Emsal Mahkeme Kararı Ankara Bölge Adliye Mahkemesi 26. Hukuk Dairesi 2021/341 E. 2023/306 K. 05.05.2023 T.

Görüntülediğiniz mahkeme kararı henüz kesinleşmemiştir. Yararlı olması amacıyla eklenmiştir.

T.C. ANKARA BÖLGE ADLİYE MAHKEMESİ
26. HUKUK DAİRESİ
T.C.
ANKARA
BÖLGE ADLİYE MAHKEMESİ
26. HUKUK DAİRESİ

ESAS NO : 2021/341
KARAR NO : 2023/306

T Ü R K M İ L L E T İ A D I N A
K A R A R

BAŞKAN : … (…)
ÜYE : … (…)
ÜYE : … (…)
KATİP : … (…)

İNCELENEN KARARIN
MAHKEMESİ : ANKARA 6. ASLİYE TİCARET MAHKEMESİ
TARİHİ : 25/06/2020
NUMARASI : 2017/533 Esas 2020/248 Karar

DAVACILAR : 1-… – …
2-… – …
VEKİLİ
DAVALILAR :
VEKİLLERİ :

DAVANIN KONUSU : Tazminat (Ölüm Ve Cismani Zarar Sebebiyle Açılan )

KARAR TARİHİ : 05/05/2023
GEREKÇELİ KARAR
YAZILMA TARİHİ : 17/05/2023

Mahalli mahkemesince verilen karara karşı davalılar… Sigorta Şirketi vekili ile … vekili tarafından süresi içinde istinaf kanun yoluna başvurulmuş olup, başvuru şartlarının yerine getirildiği dosya üzerinde yapılan ön inceleme ile anlaşılmakla yapılan istinaf incelemesi sonunda;
TARAFLARIN İDDİA VE SAVUNMALARI
Davacılar vekili dava dilekçesinde özetle; 01.10.2015 tarihinde davalılardan …’ne ait, … Sigorta Şirketine ihtiyari mali mesuliyet sigorta poliçesi ile sigortalı … plakalı aracın durakta otobüs bekleyen davacılardan …’ın babası, …’in kayınpederi …’a çarparak ölümüne neden olduğunu, davacıların babalarının ölümü nedeniyle büyük üzüntü yaşadıklarını belirterek davacılardan … için ayrı ayrı 25.000,00 TL, … için 15.000,00 TL olmak üzere toplam 65.000,00 TL manevi tazminatın kaza tarihinden itibaren işleyecek yasal faiziyle birlikte davalılardan müştereken ve müteselsilen tahsiline karar verilmesini talep etmiştir.
● ● ● ●
Görev 1: Sayfa metninde "T.C. ANKARA BÖLGE" ile "BAŞKAN : … (…)" arasındaki bölümü, bu iki ifade de dahil olmak üzere harfi harfine yazıya geçirin.
Görev 2: Sayfa metnine göre şu ifadelerin her biri doğru mudur: (a) Gerekçeli karar 17/05/2023 tarihinde yazılmıştır. (b) İncelenen kararı Ankara 3. Asliye Ticaret Mahkemesi vermiştir. (c) Kaza 2016 yılında meydana gelmiştir. Her ifade için evet ya da hayır deyin ve belirleyici sözcükleri metinden aynen alıntılayın.
Öğeler, sayfa metninden bağımsız ayrı bir malzemedir.
● ● ● ●
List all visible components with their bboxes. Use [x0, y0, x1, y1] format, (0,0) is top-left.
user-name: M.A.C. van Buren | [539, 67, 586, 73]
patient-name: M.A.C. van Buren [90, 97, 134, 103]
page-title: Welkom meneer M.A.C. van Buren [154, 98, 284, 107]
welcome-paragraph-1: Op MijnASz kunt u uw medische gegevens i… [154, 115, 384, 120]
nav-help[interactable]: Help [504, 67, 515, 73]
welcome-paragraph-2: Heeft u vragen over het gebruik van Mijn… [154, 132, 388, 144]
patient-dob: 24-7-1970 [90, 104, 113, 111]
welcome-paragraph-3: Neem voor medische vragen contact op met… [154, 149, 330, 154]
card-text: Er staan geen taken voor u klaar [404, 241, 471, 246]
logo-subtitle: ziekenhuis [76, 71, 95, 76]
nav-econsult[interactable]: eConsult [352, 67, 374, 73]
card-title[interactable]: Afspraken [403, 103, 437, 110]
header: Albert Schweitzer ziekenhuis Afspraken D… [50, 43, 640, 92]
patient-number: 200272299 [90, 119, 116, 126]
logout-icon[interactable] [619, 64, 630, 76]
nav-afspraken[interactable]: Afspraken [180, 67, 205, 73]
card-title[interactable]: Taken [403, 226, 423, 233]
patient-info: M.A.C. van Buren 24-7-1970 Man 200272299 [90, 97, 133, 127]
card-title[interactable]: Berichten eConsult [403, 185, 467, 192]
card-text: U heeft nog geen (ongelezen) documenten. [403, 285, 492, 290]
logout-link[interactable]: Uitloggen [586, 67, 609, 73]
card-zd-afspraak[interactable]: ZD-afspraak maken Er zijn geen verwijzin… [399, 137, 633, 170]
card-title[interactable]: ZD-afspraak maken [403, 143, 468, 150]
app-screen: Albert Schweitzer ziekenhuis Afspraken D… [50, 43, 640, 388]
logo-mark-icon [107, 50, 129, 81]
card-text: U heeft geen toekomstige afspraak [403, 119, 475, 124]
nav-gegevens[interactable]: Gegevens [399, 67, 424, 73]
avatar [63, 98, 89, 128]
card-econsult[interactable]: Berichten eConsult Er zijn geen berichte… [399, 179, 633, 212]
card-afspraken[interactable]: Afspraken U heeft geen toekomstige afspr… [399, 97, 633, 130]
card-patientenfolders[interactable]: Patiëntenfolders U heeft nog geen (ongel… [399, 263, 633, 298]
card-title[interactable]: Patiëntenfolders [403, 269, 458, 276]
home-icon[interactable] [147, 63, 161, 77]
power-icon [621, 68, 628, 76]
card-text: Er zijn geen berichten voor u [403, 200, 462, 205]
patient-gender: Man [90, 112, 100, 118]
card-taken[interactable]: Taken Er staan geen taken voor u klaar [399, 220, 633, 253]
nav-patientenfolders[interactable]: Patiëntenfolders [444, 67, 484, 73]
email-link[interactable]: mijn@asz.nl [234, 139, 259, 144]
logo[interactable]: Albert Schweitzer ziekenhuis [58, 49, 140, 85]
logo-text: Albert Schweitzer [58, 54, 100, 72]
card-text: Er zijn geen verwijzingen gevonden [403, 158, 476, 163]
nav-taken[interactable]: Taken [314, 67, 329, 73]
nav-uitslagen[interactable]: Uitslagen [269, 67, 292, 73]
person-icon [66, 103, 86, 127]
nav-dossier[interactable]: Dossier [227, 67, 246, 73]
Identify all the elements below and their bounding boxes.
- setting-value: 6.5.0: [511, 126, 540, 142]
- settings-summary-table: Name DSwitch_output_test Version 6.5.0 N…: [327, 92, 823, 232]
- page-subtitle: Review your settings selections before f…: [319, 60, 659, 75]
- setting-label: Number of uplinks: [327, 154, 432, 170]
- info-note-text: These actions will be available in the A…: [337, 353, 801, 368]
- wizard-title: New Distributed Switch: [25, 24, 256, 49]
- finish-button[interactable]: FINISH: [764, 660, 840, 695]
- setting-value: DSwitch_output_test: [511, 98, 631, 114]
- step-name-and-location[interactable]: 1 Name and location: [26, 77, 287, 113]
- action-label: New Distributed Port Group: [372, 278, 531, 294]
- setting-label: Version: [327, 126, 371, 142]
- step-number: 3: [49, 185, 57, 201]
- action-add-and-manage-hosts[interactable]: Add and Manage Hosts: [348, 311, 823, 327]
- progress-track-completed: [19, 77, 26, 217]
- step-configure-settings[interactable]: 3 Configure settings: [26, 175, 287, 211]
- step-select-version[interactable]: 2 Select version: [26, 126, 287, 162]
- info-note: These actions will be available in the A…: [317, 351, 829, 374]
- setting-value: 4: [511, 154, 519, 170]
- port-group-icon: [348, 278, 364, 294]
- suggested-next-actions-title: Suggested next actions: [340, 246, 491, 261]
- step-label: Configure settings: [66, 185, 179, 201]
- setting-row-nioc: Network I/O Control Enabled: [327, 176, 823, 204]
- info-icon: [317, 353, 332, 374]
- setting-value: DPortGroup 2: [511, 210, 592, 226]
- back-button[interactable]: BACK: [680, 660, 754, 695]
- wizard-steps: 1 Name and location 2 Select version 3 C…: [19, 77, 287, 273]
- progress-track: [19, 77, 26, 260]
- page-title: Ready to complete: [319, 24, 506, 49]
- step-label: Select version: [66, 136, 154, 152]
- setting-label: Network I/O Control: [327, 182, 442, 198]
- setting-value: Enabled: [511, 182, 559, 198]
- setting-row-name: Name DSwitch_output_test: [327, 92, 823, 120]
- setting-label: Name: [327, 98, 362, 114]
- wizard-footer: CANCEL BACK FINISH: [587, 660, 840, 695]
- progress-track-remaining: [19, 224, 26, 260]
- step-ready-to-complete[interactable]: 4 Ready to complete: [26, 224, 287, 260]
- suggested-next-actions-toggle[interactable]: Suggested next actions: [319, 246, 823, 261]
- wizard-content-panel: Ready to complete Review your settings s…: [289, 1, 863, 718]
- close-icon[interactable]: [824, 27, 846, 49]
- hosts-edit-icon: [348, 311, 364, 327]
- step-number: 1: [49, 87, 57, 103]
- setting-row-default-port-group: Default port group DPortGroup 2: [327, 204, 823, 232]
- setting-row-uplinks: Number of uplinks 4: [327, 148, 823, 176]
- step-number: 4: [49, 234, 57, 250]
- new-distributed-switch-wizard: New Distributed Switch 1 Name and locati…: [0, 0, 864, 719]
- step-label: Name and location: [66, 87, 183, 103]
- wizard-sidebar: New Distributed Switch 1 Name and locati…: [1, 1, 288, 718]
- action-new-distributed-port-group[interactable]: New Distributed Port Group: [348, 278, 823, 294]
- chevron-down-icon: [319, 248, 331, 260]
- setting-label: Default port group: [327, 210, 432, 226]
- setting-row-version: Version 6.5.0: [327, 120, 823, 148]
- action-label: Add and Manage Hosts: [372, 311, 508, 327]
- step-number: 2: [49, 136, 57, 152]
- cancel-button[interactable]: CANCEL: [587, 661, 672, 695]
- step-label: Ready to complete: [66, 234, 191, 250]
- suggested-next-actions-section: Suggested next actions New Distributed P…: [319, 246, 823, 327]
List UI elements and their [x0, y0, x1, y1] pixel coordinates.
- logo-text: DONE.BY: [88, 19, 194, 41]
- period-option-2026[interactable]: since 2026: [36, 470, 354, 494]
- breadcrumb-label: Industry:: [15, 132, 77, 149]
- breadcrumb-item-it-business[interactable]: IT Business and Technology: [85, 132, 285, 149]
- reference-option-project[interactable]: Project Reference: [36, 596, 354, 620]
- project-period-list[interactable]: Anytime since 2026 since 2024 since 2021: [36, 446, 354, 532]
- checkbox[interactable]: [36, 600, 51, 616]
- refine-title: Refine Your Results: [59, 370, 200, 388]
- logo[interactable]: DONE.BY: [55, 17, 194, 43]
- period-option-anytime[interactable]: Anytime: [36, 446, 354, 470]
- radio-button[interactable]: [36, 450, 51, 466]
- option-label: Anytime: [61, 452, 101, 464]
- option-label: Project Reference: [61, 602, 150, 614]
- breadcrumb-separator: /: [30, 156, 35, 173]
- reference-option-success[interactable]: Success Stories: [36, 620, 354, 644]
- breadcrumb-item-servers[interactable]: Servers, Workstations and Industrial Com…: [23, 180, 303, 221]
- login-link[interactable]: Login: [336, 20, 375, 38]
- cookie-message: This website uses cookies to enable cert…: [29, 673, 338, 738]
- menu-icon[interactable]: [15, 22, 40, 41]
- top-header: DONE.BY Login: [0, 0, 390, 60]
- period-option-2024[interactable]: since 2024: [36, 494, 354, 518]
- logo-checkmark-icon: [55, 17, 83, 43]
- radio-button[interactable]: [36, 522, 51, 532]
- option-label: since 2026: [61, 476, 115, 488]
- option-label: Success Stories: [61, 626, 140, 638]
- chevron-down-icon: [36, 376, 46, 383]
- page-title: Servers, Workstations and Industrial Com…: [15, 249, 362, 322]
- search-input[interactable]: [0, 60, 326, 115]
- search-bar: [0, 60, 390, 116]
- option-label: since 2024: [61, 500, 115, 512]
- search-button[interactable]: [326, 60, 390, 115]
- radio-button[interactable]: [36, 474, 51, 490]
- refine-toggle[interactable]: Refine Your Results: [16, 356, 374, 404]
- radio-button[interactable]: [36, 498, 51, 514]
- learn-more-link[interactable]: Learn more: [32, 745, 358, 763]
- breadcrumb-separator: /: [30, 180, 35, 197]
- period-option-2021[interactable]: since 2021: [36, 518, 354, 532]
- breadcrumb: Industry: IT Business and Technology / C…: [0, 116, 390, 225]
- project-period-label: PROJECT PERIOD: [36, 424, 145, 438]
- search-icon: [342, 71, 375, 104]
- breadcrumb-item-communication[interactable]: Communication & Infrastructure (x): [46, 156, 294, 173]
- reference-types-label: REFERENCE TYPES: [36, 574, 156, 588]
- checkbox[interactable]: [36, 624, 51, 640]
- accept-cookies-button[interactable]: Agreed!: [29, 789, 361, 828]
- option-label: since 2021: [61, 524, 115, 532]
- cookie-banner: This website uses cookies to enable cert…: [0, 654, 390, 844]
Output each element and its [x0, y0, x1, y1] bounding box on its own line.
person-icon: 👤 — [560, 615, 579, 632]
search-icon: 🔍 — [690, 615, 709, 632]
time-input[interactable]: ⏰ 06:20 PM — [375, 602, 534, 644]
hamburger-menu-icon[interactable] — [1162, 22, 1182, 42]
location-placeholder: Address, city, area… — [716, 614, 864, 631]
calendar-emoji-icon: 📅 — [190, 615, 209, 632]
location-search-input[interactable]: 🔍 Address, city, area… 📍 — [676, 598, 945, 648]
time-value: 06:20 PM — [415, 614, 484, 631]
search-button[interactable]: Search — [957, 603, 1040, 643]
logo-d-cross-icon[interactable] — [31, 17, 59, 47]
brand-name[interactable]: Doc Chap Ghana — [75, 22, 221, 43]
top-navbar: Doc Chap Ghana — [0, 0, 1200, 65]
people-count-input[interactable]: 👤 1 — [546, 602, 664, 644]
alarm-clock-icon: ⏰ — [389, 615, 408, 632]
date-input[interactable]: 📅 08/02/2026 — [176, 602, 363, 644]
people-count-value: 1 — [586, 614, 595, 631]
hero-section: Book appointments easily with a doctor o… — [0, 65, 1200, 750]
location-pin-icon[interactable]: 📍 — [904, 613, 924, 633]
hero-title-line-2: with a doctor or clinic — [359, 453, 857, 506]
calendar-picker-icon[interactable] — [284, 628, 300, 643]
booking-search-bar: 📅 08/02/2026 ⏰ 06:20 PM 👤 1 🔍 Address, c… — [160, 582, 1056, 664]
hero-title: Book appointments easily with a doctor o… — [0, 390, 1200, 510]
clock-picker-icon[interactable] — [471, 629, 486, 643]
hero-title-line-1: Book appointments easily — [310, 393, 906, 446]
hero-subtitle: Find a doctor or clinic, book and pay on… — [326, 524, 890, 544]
● ● ● ●
Çözüm 1:
T.C. ANKARA BÖLGE ADLİYE MAHKEMESİ
26. HUKUK DAİRESİ
T.C.
ANKARA
BÖLGE ADLİYE MAHKEMESİ
26. HUKUK DAİRESİ

ESAS NO : 2021/341
KARAR NO : 2023/306

T Ü R K M İ L L E T İ A D I N A
K A R A R

BAŞKAN : … (…)

Çözüm 2:
(a) Evet, metinde "YAZILMA TARİHİ : 17/05/2023" yazmaktadır.
(b) Hayır, metinde "MAHKEMESİ : ANKARA 6. ASLİYE TİCARET MAHKEMESİ" yazmaktadır.
(c) Hayır, metinde kazanın "01.10.2015 tarihinde" olduğu belirtilmektedir.